Pick out every line with the word "document" and copy it.
═════ Data listing
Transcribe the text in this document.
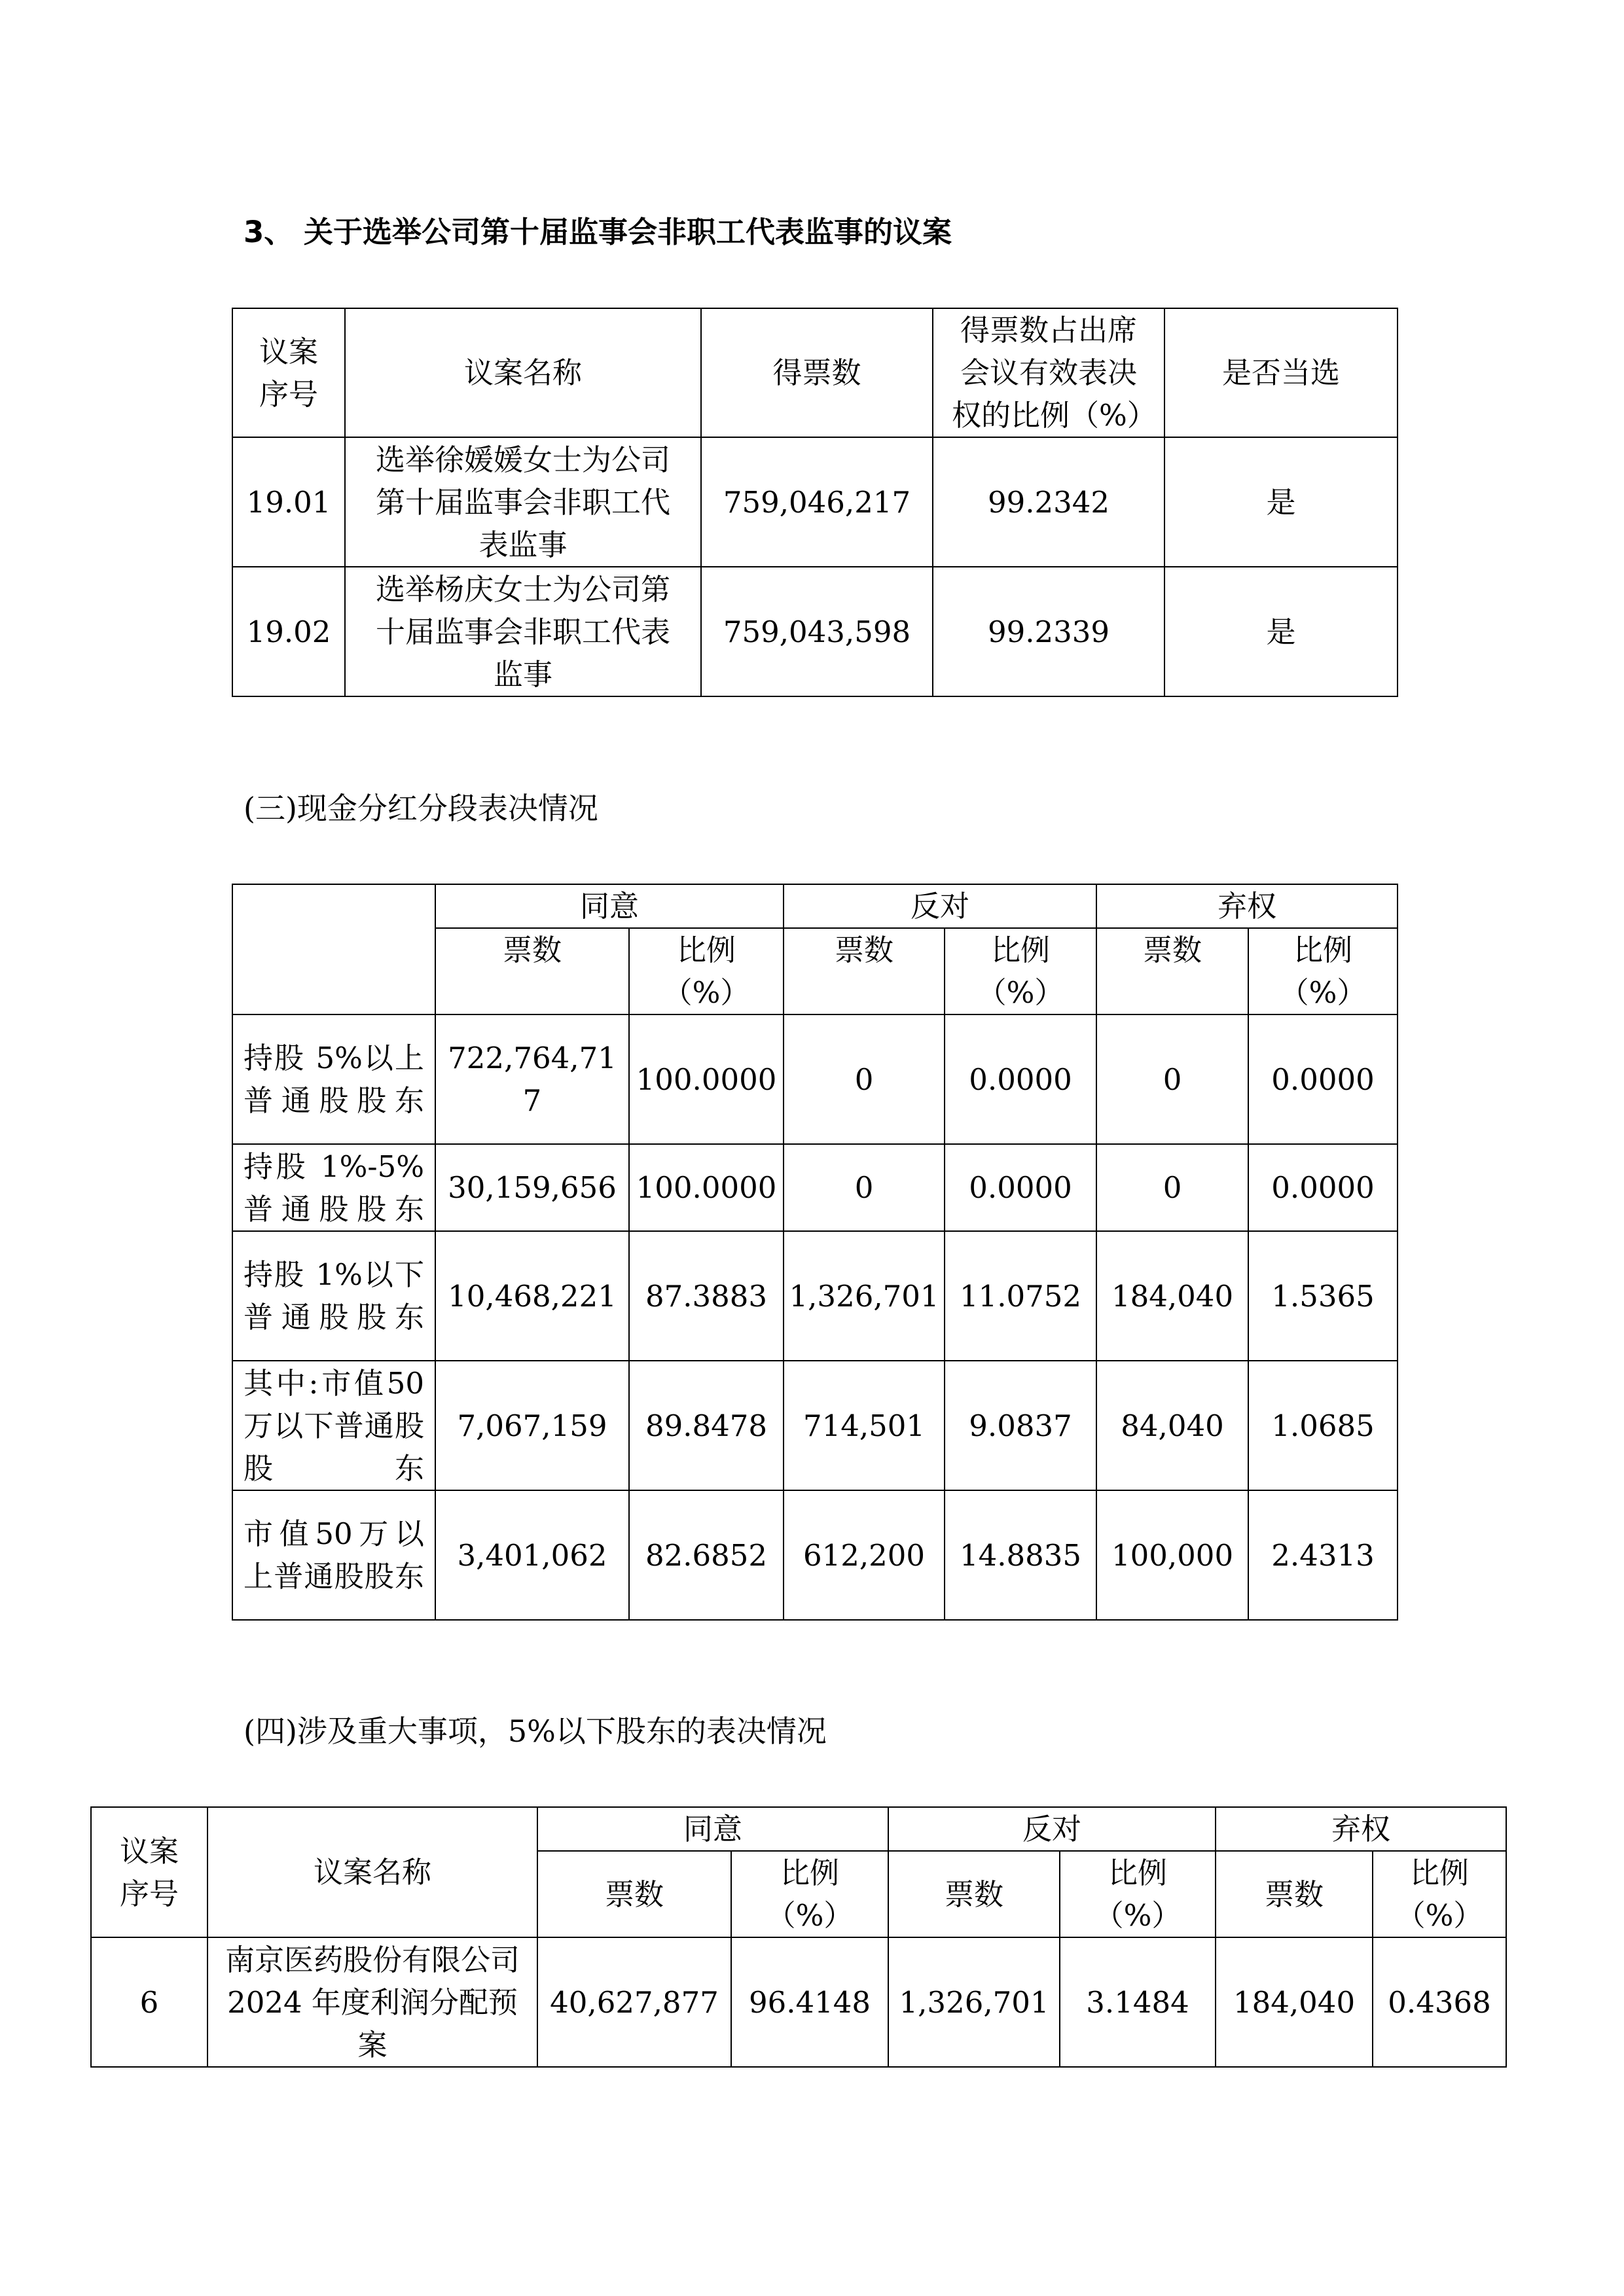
3、 关于选举公司第十届监事会非职工代表监事的议案
议案序号	议案名称	得票数	得票数占出席会议有效表决权的比例（%）	是否当选
19.01	选举徐媛媛女士为公司第十届监事会非职工代表监事	759,046,217	99.2342	是
19.02	选举杨庆女士为公司第十届监事会非职工代表监事	759,043,598	99.2339	是
(三)现金分红分段表决情况
	同意		反对		弃权	
	票数	比例（%）	票数	比例（%）	票数	比例（%）
持股 5%以上普通股股东	722,764,717	100.0000	0	0.0000	0	0.0000
持股 1%-5%普通股股东	30,159,656	100.0000	0	0.0000	0	0.0000
持股 1%以下普通股股东	10,468,221	87.3883	1,326,701	11.0752	184,040	1.5365
其中:市值50万以下普通股股东	7,067,159	89.8478	714,501	9.0837	84,040	1.0685
市值50万以上普通股股东	3,401,062	82.6852	612,200	14.8835	100,000	2.4313
(四)涉及重大事项，5%以下股东的表决情况
议案序号	议案名称	同意		反对		弃权	
		票数	比例（%）	票数	比例（%）	票数	比例（%）
6	南京医药股份有限公司 2024 年度利润分配预案	40,627,877	96.4148	1,326,701	3.1484	184,040	0.4368
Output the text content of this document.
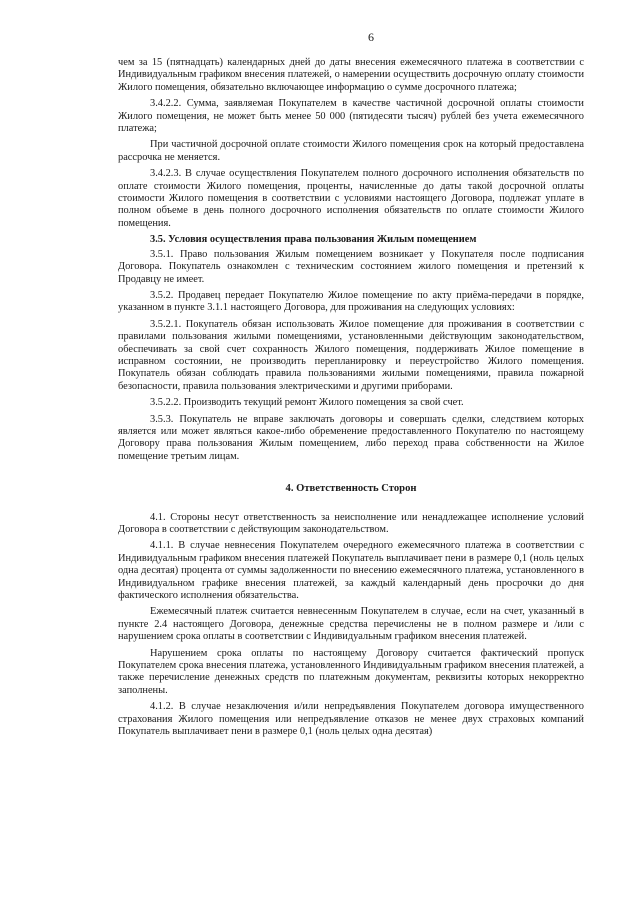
6

чем за 15 (пятнадцать) календарных дней до даты внесения ежемесячного платежа в соответствии с Индивидуальным графиком внесения платежей, о намерении осуществить досрочную оплату стоимости Жилого помещения, обязательно включающее информацию о сумме досрочного платежа;

3.4.2.2. Сумма, заявляемая Покупателем в качестве частичной досрочной оплаты стоимости Жилого помещения, не может быть менее 50 000 (пятидесяти тысяч) рублей без учета ежемесячного платежа;

При частичной досрочной оплате стоимости Жилого помещения срок на который предоставлена рассрочка не меняется.

3.4.2.3. В случае осуществления Покупателем полного досрочного исполнения обязательств по оплате стоимости Жилого помещения, проценты, начисленные до даты такой досрочной оплаты стоимости Жилого помещения в соответствии с условиями настоящего Договора, подлежат уплате в полном объеме в день полного досрочного исполнения обязательств по оплате стоимости Жилого помещения.

3.5. Условия осуществления права пользования Жилым помещением

3.5.1. Право пользования Жилым помещением возникает у Покупателя после подписания Договора. Покупатель ознакомлен с техническим состоянием жилого помещения и претензий к Продавцу не имеет.

3.5.2. Продавец передает Покупателю Жилое помещение по акту приёма-передачи в порядке, указанном в пункте 3.1.1 настоящего Договора, для проживания на следующих условиях:

3.5.2.1. Покупатель обязан использовать Жилое помещение для проживания в соответствии с правилами пользования жилыми помещениями, установленными действующим законодательством, обеспечивать за свой счет сохранность Жилого помещения, поддерживать Жилое помещение в исправном состоянии, не производить перепланировку и переустройство Жилого помещения. Покупатель обязан соблюдать правила пользованиями жилыми помещениями, правила пожарной безопасности, правила пользования электрическими и другими приборами.

3.5.2.2. Производить текущий ремонт Жилого помещения за свой счет.

3.5.3. Покупатель не вправе заключать договоры и совершать сделки, следствием которых является или может являться какое-либо обременение предоставленного Покупателю по настоящему Договору права пользования Жилым помещением, либо переход права собственности на Жилое помещение третьим лицам.

4. Ответственность Сторон

4.1. Стороны несут ответственность за неисполнение или ненадлежащее исполнение условий Договора в соответствии с действующим законодательством.

4.1.1. В случае невнесения Покупателем очередного ежемесячного платежа в соответствии с Индивидуальным графиком внесения платежей Покупатель выплачивает пени в размере 0,1 (ноль целых одна десятая) процента от суммы задолженности по внесению ежемесячного платежа, установленного в Индивидуальном графике внесения платежей, за каждый календарный день просрочки до дня фактического исполнения обязательства.

Ежемесячный платеж считается невнесенным Покупателем в случае, если на счет, указанный в пункте 2.4 настоящего Договора, денежные средства перечислены не в полном размере и /или с нарушением срока оплаты в соответствии с Индивидуальным графиком внесения платежей.

Нарушением срока оплаты по настоящему Договору считается фактический пропуск Покупателем срока внесения платежа, установленного Индивидуальным графиком внесения платежей, а также перечисление денежных средств по платежным документам, реквизиты которых некорректно заполнены.

4.1.2. В случае незаключения и/или непредъявления Покупателем договора имущественного страхования Жилого помещения или непредъявление отказов не менее двух страховых компаний Покупатель выплачивает пени в размере 0,1 (ноль целых одна десятая)
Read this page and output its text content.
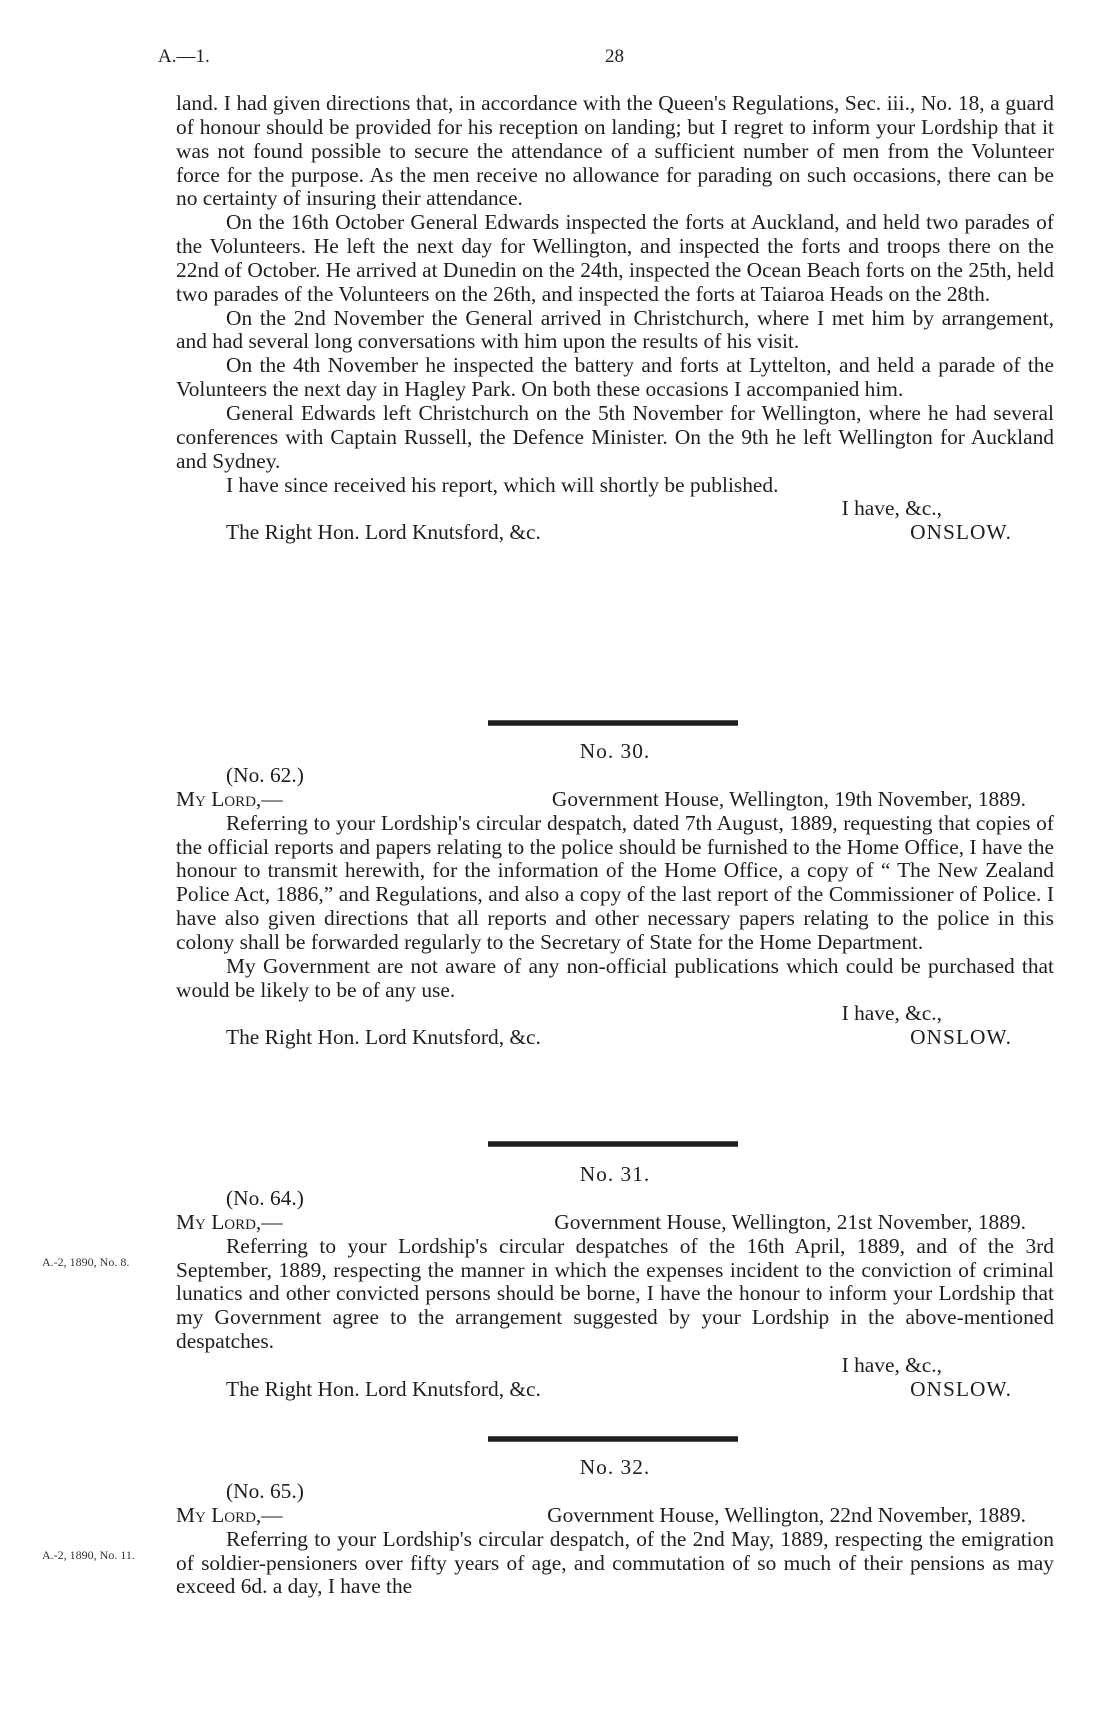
A.—1.	28

land. I had given directions that, in accordance with the Queen's Regulations, Sec. iii., No. 18, a guard of honour should be provided for his reception on landing; but I regret to inform your Lordship that it was not found possible to secure the attendance of a sufficient number of men from the Volunteer force for the purpose. As the men receive no allowance for parading on such occasions, there can be no certainty of insuring their attendance.

On the 16th October General Edwards inspected the forts at Auckland, and held two parades of the Volunteers. He left the next day for Wellington, and inspected the forts and troops there on the 22nd of October. He arrived at Dunedin on the 24th, inspected the Ocean Beach forts on the 25th, held two parades of the Volunteers on the 26th, and inspected the forts at Taiaroa Heads on the 28th.

On the 2nd November the General arrived in Christchurch, where I met him by arrangement, and had several long conversations with him upon the results of his visit.

On the 4th November he inspected the battery and forts at Lyttelton, and held a parade of the Volunteers the next day in Hagley Park. On both these occasions I accompanied him.

General Edwards left Christchurch on the 5th November for Wellington, where he had several conferences with Captain Russell, the Defence Minister. On the 9th he left Wellington for Auckland and Sydney.

I have since received his report, which will shortly be published.

I have, &c.,

The Right Hon. Lord Knutsford, &c.	ONSLOW.

No. 30.

(No. 62.)

My Lord,—	Government House, Wellington, 19th November, 1889.

Referring to your Lordship's circular despatch, dated 7th August, 1889, requesting that copies of the official reports and papers relating to the police should be furnished to the Home Office, I have the honour to transmit herewith, for the information of the Home Office, a copy of “ The New Zealand Police Act, 1886,” and Regulations, and also a copy of the last report of the Commissioner of Police. I have also given directions that all reports and other necessary papers relating to the police in this colony shall be forwarded regularly to the Secretary of State for the Home Department.

My Government are not aware of any non-official publications which could be purchased that would be likely to be of any use.

I have, &c.,

The Right Hon. Lord Knutsford, &c.	ONSLOW.
A.-2, 1890, No. 8.

No. 31.

(No. 64.)

My Lord,—	Government House, Wellington, 21st November, 1889.

Referring to your Lordship's circular despatches of the 16th April, 1889, and of the 3rd September, 1889, respecting the manner in which the expenses incident to the conviction of criminal lunatics and other convicted persons should be borne, I have the honour to inform your Lordship that my Government agree to the arrangement suggested by your Lordship in the above-mentioned despatches.

I have, &c.,

The Right Hon. Lord Knutsford, &c.	ONSLOW.
A.-2, 1890, No. 11.

No. 32.

(No. 65.)

My Lord,—	Government House, Wellington, 22nd November, 1889.

Referring to your Lordship's circular despatch, of the 2nd May, 1889, respecting the emigration of soldier-pensioners over fifty years of age, and commutation of so much of their pensions as may exceed 6d. a day, I have the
══════════
> **Answer in full**:
Transcribe the text in this document.
Output the text content of this document.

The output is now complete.